DATASET CONTENT:
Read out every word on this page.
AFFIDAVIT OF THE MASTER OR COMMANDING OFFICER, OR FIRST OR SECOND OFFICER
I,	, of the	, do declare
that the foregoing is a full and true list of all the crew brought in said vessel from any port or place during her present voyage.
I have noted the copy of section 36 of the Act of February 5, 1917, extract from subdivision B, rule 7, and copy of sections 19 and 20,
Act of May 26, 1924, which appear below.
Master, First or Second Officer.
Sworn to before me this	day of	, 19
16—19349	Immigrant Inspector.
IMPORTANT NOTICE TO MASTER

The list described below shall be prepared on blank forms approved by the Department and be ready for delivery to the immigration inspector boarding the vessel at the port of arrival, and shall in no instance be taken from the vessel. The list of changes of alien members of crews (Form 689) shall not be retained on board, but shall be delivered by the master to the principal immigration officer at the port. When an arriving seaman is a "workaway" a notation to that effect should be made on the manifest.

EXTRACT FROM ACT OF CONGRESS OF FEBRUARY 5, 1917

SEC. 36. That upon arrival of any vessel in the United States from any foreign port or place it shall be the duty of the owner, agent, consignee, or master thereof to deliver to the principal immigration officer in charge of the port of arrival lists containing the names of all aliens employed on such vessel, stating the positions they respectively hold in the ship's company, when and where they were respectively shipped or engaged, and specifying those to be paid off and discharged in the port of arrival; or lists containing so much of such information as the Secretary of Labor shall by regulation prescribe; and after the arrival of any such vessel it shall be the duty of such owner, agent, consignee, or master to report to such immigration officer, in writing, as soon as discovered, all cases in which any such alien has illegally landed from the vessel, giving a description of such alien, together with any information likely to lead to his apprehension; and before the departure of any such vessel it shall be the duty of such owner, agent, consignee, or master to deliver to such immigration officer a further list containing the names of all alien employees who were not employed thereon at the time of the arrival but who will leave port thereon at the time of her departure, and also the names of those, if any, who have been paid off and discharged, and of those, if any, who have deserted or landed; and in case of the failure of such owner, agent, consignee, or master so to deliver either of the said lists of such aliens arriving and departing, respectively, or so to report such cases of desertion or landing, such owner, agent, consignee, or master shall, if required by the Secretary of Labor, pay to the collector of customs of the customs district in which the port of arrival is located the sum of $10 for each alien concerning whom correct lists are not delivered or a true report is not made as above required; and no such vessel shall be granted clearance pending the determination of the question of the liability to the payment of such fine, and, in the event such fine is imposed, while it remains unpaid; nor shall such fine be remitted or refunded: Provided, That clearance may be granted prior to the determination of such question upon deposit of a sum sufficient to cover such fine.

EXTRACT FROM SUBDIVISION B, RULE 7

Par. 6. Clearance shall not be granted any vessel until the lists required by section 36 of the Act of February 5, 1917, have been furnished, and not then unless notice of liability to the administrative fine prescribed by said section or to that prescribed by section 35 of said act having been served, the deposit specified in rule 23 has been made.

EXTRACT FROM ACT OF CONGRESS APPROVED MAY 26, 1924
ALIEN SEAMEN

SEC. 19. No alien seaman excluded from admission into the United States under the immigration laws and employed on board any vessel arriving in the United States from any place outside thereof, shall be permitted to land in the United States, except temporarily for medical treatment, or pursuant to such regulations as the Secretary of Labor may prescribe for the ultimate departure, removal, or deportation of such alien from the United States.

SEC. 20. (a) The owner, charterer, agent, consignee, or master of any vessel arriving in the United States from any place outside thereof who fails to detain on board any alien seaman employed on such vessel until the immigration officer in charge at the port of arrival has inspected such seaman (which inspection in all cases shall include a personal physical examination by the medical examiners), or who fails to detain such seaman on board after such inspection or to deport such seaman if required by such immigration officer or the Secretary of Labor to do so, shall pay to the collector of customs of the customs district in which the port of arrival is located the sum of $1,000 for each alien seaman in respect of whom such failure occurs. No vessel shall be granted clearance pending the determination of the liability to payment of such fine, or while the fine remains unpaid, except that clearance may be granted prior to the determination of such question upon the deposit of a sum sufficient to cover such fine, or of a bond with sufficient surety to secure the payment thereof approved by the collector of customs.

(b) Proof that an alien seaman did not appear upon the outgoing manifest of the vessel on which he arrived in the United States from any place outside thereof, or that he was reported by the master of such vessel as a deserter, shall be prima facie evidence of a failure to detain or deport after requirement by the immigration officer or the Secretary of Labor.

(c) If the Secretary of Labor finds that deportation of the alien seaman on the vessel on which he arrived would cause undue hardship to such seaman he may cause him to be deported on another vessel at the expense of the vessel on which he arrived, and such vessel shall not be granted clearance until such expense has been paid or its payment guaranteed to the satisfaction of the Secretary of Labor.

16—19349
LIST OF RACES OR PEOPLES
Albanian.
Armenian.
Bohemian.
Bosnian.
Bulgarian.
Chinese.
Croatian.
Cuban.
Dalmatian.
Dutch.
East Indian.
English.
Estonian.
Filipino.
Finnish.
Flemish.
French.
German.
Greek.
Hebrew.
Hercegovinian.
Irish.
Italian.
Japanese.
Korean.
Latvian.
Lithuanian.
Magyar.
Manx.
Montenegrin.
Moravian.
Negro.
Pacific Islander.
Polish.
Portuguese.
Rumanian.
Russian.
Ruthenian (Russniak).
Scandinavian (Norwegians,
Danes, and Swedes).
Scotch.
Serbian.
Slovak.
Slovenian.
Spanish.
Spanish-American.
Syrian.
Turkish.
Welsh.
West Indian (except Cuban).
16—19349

TO DO:
Look above for every line with the word "manifest" and copy it.

FULL SOLUTION:
The list described below shall be prepared on blank forms approved by the Department and be ready for delivery to the immigration inspector boarding the vessel at the port of arrival, and shall in no instance be taken from the vessel. The list of changes of alien members of crews (Form 689) shall not be retained on board, but shall be delivered by the master to the principal immigration officer at the port. When an arriving seaman is a "workaway" a notation to that effect should be made on the manifest.
(b) Proof that an alien seaman did not appear upon the outgoing manifest of the vessel on which he arrived in the United States from any place outside thereof, or that he was reported by the master of such vessel as a deserter, shall be prima facie evidence of a failure to detain or deport after requirement by the immigration officer or the Secretary of Labor.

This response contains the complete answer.